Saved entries
________________

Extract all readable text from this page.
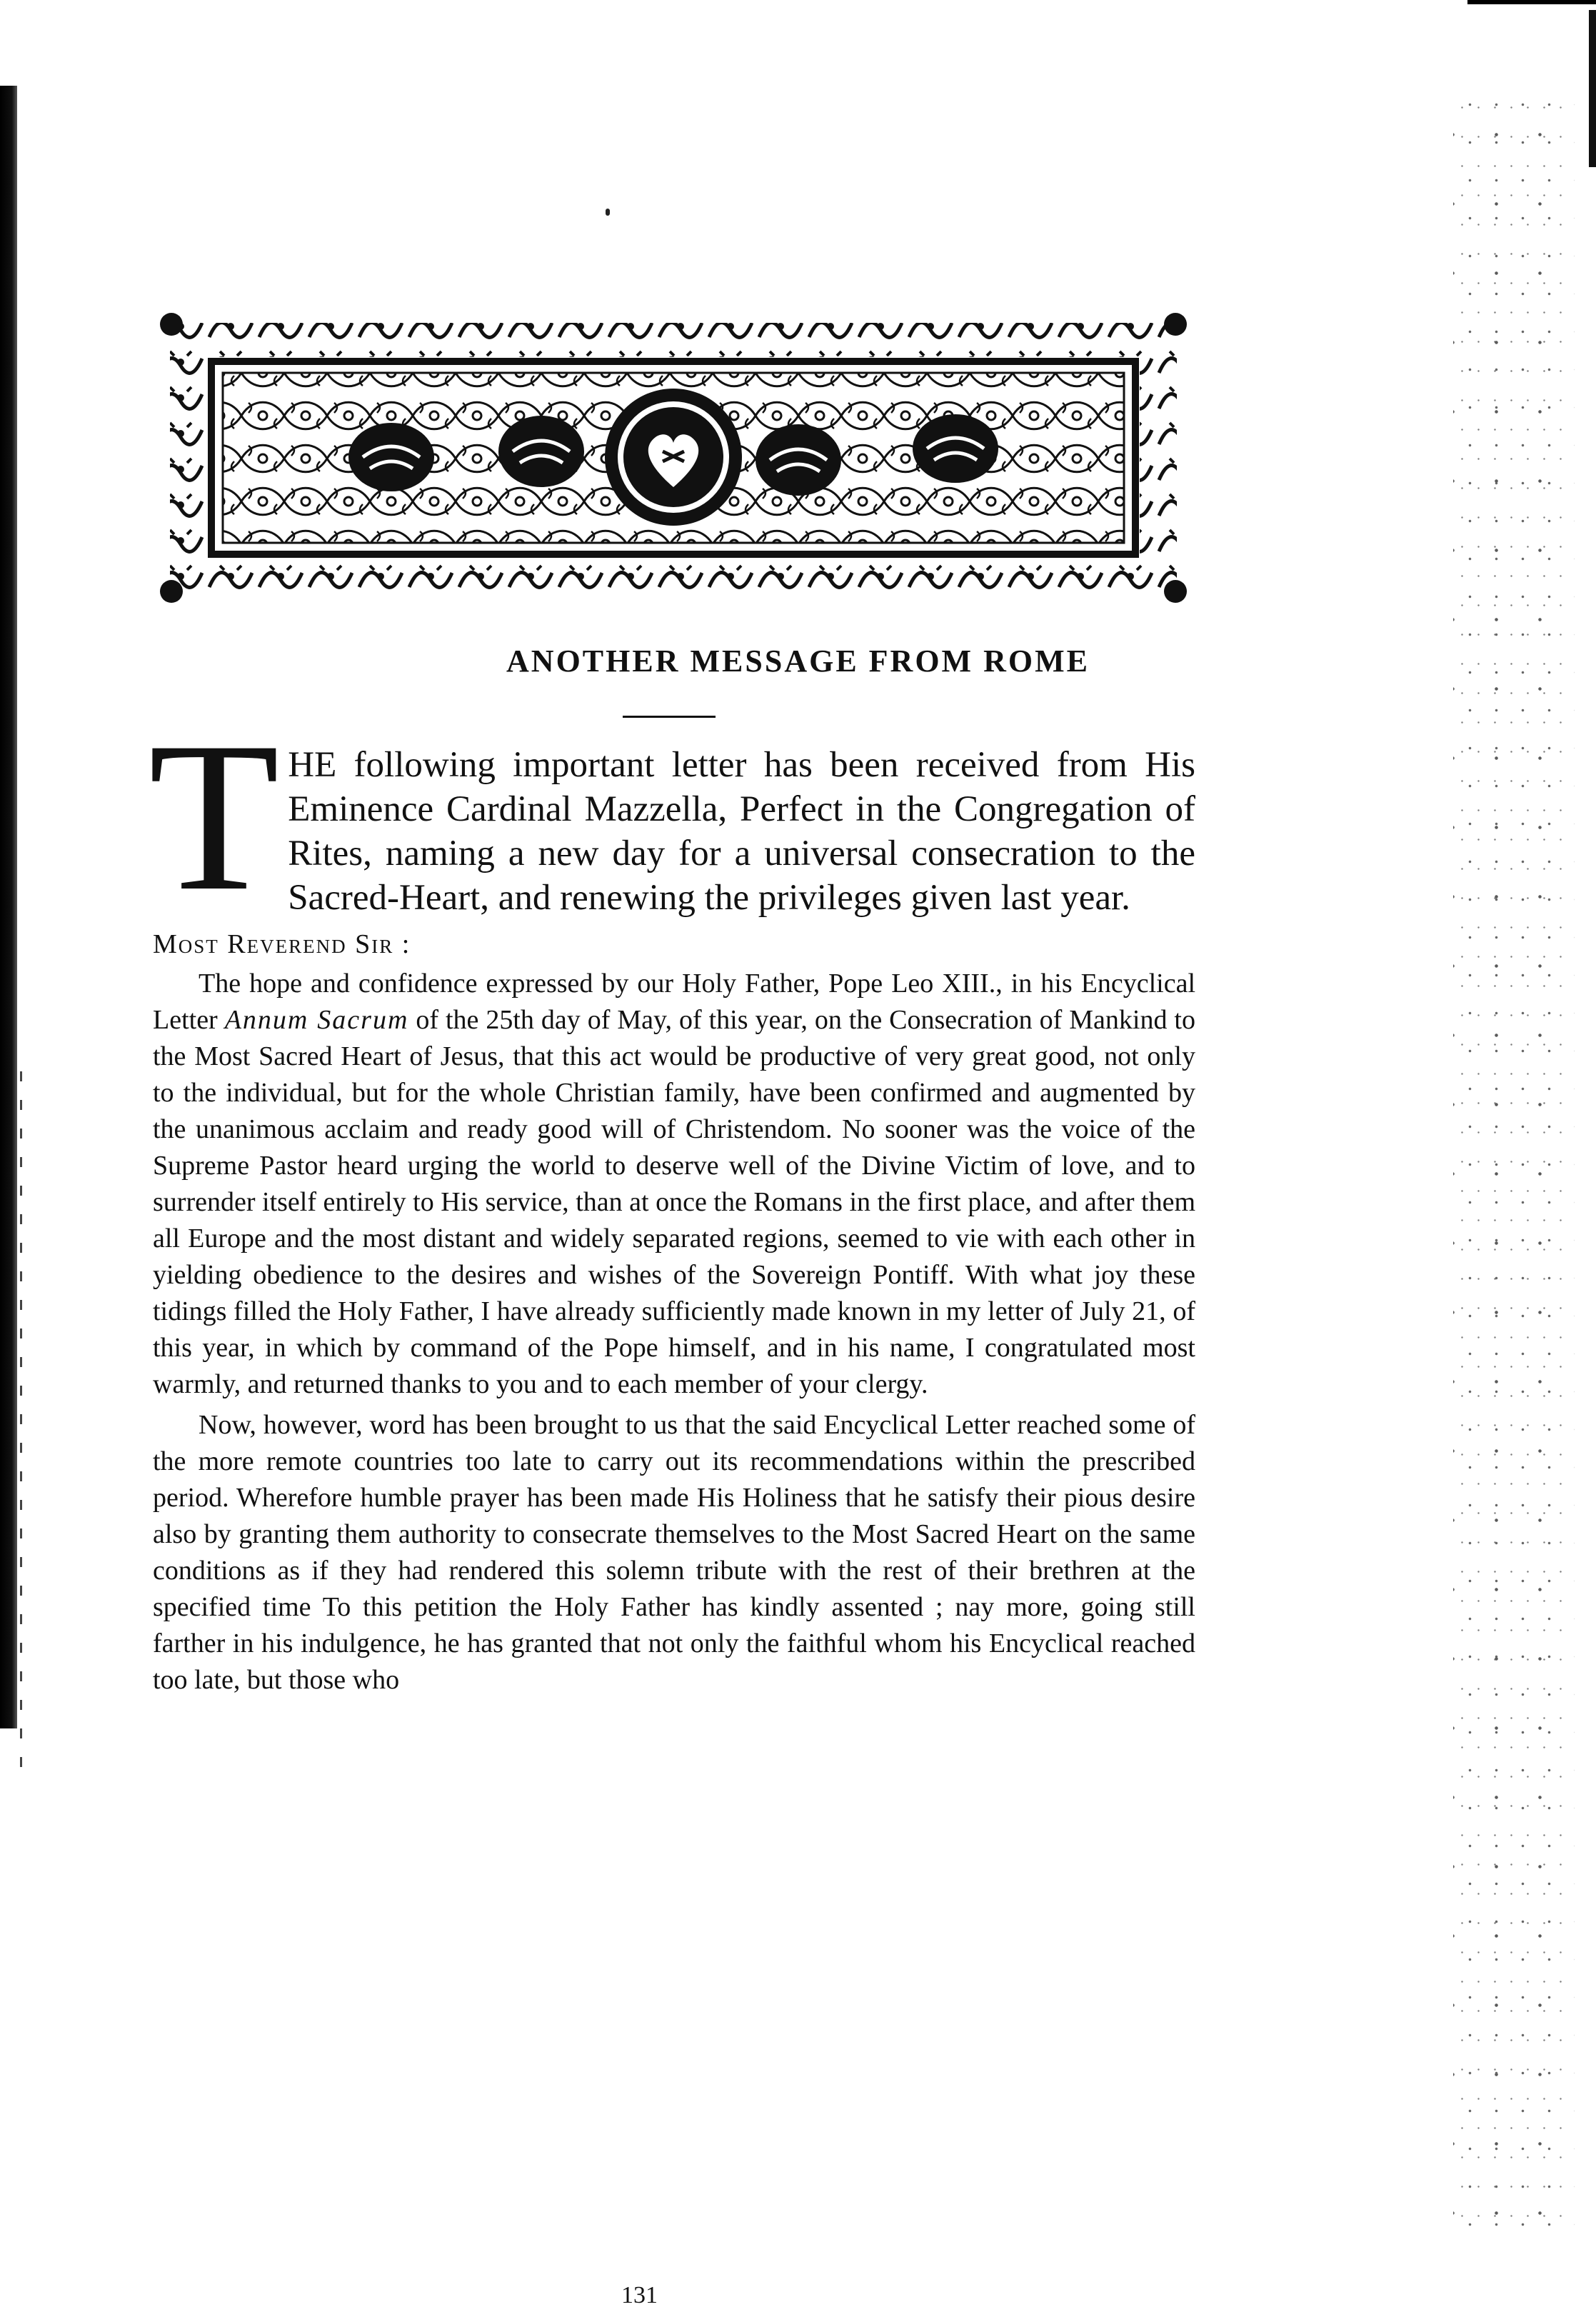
ANOTHER MESSAGE FROM ROME
THE following important letter has been received from His Eminence Cardinal Mazzella, Perfect in the Congregation of Rites, naming a new day for a universal consecration to the Sacred-Heart, and renewing the privileges given last year.
Most Reverend Sir :

The hope and confidence expressed by our Holy Father, Pope Leo XIII., in his Encyclical Letter Annum Sacrum of the 25th day of May, of this year, on the Consecration of Mankind to the Most Sacred Heart of Jesus, that this act would be productive of very great good, not only to the individual, but for the whole Christian family, have been confirmed and augmented by the unanimous acclaim and ready good will of Christendom. No sooner was the voice of the Supreme Pastor heard urging the world to deserve well of the Divine Victim of love, and to surrender itself entirely to His service, than at once the Romans in the first place, and after them all Europe and the most distant and widely separated regions, seemed to vie with each other in yielding obedience to the desires and wishes of the Sovereign Pontiff. With what joy these tidings filled the Holy Father, I have already sufficiently made known in my letter of July 21, of this year, in which by command of the Pope himself, and in his name, I congratulated most warmly, and returned thanks to you and to each member of your clergy.

Now, however, word has been brought to us that the said Encyclical Letter reached some of the more remote countries too late to carry out its recommendations within the prescribed period. Wherefore humble prayer has been made His Holiness that he satisfy their pious desire also by granting them authority to consecrate themselves to the Most Sacred Heart on the same conditions as if they had rendered this solemn tribute with the rest of their brethren at the specified time To this petition the Holy Father has kindly assented ; nay more, going still farther in his indulgence, he has granted that not only the faithful whom his Encyclical reached too late, but those who

131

________________

**Task to complete**
Leave the pictures out and output the rest of the listing exactly.

**Response for this exercise**
Extract all readable text from this page.
ANOTHER MESSAGE FROM ROME
THE following important letter has been received from His Eminence Cardinal Mazzella, Perfect in the Congregation of Rites, naming a new day for a universal consecration to the Sacred-Heart, and renewing the privileges given last year.
Most Reverend Sir :

The hope and confidence expressed by our Holy Father, Pope Leo XIII., in his Encyclical Letter Annum Sacrum of the 25th day of May, of this year, on the Consecration of Mankind to the Most Sacred Heart of Jesus, that this act would be productive of very great good, not only to the individual, but for the whole Christian family, have been confirmed and augmented by the unanimous acclaim and ready good will of Christendom. No sooner was the voice of the Supreme Pastor heard urging the world to deserve well of the Divine Victim of love, and to surrender itself entirely to His service, than at once the Romans in the first place, and after them all Europe and the most distant and widely separated regions, seemed to vie with each other in yielding obedience to the desires and wishes of the Sovereign Pontiff. With what joy these tidings filled the Holy Father, I have already sufficiently made known in my letter of July 21, of this year, in which by command of the Pope himself, and in his name, I congratulated most warmly, and returned thanks to you and to each member of your clergy.

Now, however, word has been brought to us that the said Encyclical Letter reached some of the more remote countries too late to carry out its recommendations within the prescribed period. Wherefore humble prayer has been made His Holiness that he satisfy their pious desire also by granting them authority to consecrate themselves to the Most Sacred Heart on the same conditions as if they had rendered this solemn tribute with the rest of their brethren at the specified time To this petition the Holy Father has kindly assented ; nay more, going still farther in his indulgence, he has granted that not only the faithful whom his Encyclical reached too late, but those who

131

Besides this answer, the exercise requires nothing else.